List all lines in the material below that contain "central".

** start **

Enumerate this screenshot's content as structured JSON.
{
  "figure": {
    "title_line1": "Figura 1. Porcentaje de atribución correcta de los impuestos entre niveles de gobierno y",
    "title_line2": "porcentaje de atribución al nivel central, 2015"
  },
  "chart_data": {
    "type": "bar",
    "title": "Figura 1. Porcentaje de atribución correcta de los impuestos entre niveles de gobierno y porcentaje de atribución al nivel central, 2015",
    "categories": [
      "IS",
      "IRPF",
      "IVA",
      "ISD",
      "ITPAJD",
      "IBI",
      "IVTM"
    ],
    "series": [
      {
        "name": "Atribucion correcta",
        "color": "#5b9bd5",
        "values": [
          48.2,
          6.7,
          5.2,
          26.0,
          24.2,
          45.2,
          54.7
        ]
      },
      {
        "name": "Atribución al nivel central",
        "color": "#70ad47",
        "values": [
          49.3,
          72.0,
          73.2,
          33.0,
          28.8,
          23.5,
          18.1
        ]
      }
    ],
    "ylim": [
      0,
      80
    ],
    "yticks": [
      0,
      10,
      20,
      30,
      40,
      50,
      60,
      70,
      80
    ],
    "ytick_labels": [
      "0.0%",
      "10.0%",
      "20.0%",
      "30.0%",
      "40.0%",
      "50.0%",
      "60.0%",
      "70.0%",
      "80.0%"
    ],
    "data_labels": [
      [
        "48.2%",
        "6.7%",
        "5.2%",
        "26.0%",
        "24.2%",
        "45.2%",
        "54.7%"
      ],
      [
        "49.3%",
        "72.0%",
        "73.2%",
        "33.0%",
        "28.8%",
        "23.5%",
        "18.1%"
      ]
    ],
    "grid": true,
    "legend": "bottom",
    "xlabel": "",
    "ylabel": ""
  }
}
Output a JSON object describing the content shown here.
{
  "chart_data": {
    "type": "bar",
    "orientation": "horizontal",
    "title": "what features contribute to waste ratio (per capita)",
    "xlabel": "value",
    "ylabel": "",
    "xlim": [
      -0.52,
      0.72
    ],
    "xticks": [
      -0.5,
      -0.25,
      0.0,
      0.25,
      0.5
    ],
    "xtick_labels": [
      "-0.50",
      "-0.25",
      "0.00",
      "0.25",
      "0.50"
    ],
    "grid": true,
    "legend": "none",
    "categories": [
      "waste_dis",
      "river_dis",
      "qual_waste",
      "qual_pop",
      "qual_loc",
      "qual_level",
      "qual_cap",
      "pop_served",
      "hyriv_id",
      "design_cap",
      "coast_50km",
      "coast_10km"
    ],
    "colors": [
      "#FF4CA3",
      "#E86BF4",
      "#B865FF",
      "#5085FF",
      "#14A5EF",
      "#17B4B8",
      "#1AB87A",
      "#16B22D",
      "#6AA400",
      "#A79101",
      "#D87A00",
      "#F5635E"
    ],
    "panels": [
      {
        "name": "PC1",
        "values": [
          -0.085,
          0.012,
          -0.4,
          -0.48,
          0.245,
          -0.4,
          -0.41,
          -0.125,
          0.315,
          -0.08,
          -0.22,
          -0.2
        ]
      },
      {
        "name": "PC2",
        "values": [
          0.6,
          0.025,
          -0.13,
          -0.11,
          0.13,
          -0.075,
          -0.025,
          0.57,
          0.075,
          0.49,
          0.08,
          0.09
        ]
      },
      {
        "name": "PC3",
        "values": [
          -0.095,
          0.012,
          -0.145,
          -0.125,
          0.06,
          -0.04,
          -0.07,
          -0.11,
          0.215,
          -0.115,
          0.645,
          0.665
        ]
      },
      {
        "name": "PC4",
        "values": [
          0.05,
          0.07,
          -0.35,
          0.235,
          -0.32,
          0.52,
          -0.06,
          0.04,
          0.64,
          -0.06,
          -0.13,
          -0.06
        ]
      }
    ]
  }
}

** end **

**Answer for this exercise**.
    "title_line2": "porcentaje de atribución al nivel central, 2015"
    "title": "Figura 1. Porcentaje de atribución correcta de los impuestos entre niveles de gobierno y porcentaje de atribución al nivel central, 2015",
        "name": "Atribución al nivel central",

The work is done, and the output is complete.